• [WHAT YOU ARE ASKED TO DO] Find every line in the records below that contains the word "title", and copy each such line.

• [INFORMATION SUPPLIED]
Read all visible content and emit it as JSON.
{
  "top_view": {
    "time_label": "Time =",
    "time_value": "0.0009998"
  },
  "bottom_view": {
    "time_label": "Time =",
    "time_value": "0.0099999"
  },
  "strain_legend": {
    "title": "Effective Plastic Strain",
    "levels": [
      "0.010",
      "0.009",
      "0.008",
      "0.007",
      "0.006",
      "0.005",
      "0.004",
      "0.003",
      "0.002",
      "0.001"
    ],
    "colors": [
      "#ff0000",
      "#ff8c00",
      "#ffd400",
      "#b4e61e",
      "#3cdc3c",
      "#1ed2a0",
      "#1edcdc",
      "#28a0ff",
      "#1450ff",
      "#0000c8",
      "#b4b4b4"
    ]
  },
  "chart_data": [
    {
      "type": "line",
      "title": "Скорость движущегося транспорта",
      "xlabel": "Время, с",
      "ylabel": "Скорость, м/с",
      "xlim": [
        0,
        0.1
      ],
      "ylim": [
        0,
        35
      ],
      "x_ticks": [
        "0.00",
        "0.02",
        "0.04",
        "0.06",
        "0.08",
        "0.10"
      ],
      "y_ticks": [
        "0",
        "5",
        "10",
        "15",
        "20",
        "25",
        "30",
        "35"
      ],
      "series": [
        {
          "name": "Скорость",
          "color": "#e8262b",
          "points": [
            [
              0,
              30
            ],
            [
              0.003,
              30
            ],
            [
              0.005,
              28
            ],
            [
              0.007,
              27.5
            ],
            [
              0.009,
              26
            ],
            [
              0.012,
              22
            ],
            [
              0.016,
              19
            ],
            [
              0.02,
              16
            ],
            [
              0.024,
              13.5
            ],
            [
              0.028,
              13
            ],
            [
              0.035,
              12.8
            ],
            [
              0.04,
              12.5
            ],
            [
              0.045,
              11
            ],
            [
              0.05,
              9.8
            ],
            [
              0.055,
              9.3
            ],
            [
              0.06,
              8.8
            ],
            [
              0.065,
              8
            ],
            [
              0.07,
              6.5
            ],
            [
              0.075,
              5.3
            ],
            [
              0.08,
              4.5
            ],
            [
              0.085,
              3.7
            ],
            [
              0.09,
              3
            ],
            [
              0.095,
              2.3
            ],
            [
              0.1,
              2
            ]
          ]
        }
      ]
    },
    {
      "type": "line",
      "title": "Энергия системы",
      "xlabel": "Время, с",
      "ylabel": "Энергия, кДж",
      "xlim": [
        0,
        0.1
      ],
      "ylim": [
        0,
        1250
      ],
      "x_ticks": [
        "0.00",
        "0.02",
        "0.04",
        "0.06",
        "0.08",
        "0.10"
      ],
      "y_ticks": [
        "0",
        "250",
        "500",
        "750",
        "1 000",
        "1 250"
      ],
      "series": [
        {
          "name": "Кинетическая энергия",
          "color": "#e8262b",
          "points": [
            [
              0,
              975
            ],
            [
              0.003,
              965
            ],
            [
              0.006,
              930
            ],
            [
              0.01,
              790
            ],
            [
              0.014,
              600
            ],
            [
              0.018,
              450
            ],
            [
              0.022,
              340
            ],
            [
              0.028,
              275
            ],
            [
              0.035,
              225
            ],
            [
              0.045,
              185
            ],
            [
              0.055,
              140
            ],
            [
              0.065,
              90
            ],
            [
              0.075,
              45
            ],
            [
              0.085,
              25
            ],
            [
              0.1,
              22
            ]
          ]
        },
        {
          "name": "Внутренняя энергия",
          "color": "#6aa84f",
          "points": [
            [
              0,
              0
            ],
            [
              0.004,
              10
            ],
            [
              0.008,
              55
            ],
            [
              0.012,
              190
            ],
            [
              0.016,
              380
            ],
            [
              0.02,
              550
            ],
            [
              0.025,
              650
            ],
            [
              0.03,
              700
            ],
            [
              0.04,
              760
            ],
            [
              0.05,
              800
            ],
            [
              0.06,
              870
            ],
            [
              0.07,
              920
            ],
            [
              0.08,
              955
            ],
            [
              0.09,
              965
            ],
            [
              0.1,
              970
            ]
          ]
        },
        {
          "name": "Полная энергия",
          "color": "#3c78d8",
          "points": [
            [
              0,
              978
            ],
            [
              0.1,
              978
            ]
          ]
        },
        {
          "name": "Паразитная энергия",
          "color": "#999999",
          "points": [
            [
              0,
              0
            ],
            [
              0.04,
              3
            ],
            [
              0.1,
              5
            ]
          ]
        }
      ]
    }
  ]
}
* * *
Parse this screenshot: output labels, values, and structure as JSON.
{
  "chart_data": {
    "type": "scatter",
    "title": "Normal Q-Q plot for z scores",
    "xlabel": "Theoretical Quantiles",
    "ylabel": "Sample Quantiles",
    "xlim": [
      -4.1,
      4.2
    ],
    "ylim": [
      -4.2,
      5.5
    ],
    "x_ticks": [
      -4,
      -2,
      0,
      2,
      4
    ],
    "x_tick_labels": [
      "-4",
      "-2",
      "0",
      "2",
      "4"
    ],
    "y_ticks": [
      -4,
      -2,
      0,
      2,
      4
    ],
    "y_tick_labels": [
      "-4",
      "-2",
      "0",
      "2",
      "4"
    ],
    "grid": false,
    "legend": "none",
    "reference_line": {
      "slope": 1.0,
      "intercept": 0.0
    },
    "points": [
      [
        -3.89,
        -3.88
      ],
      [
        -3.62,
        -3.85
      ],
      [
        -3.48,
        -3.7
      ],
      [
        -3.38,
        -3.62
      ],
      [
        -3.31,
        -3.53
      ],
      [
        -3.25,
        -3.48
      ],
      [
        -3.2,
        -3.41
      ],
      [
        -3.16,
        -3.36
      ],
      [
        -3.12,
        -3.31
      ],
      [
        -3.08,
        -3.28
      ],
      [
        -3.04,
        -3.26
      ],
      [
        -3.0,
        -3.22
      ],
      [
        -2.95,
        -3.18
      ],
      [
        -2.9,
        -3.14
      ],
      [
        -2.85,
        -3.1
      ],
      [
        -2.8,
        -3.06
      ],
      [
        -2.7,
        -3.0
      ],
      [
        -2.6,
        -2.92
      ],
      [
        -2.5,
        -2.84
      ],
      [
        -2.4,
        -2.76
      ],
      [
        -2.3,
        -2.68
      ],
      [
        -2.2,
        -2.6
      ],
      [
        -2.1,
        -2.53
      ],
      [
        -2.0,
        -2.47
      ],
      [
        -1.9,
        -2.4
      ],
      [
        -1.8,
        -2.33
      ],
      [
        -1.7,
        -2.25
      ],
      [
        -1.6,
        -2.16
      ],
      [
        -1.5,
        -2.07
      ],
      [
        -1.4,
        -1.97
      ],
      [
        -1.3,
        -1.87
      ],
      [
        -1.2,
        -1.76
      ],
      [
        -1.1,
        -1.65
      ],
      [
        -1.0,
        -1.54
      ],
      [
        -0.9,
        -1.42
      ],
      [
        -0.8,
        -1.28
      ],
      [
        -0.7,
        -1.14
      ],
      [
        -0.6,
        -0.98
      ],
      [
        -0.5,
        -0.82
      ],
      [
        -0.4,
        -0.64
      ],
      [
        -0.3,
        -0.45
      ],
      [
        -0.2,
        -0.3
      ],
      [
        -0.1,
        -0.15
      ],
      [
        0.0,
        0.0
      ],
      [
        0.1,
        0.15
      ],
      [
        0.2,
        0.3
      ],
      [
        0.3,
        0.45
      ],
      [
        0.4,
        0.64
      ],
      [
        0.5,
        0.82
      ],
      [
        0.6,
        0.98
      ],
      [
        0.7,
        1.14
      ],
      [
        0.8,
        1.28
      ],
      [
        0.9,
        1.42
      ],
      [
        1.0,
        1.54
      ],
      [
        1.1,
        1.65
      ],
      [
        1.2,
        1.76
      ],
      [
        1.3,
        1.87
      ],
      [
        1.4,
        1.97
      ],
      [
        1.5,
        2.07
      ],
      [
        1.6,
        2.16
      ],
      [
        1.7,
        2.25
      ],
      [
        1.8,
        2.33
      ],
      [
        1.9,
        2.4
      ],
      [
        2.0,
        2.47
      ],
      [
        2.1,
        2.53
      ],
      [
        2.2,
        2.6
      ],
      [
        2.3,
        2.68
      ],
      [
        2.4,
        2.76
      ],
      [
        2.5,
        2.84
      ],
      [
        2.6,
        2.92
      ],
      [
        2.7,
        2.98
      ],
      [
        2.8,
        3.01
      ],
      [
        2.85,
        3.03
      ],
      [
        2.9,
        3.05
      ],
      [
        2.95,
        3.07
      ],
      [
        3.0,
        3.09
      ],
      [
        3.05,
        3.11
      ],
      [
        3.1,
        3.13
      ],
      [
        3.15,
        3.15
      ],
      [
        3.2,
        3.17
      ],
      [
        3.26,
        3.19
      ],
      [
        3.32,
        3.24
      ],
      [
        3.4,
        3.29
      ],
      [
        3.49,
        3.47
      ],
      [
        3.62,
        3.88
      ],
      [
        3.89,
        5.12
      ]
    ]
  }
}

• [FINAL RESULT]
    "title": "Effective Plastic Strain",
      "title": "Скорость движущегося транспорта",
      "title": "Энергия системы",
    "title": "Normal Q-Q plot for z scores",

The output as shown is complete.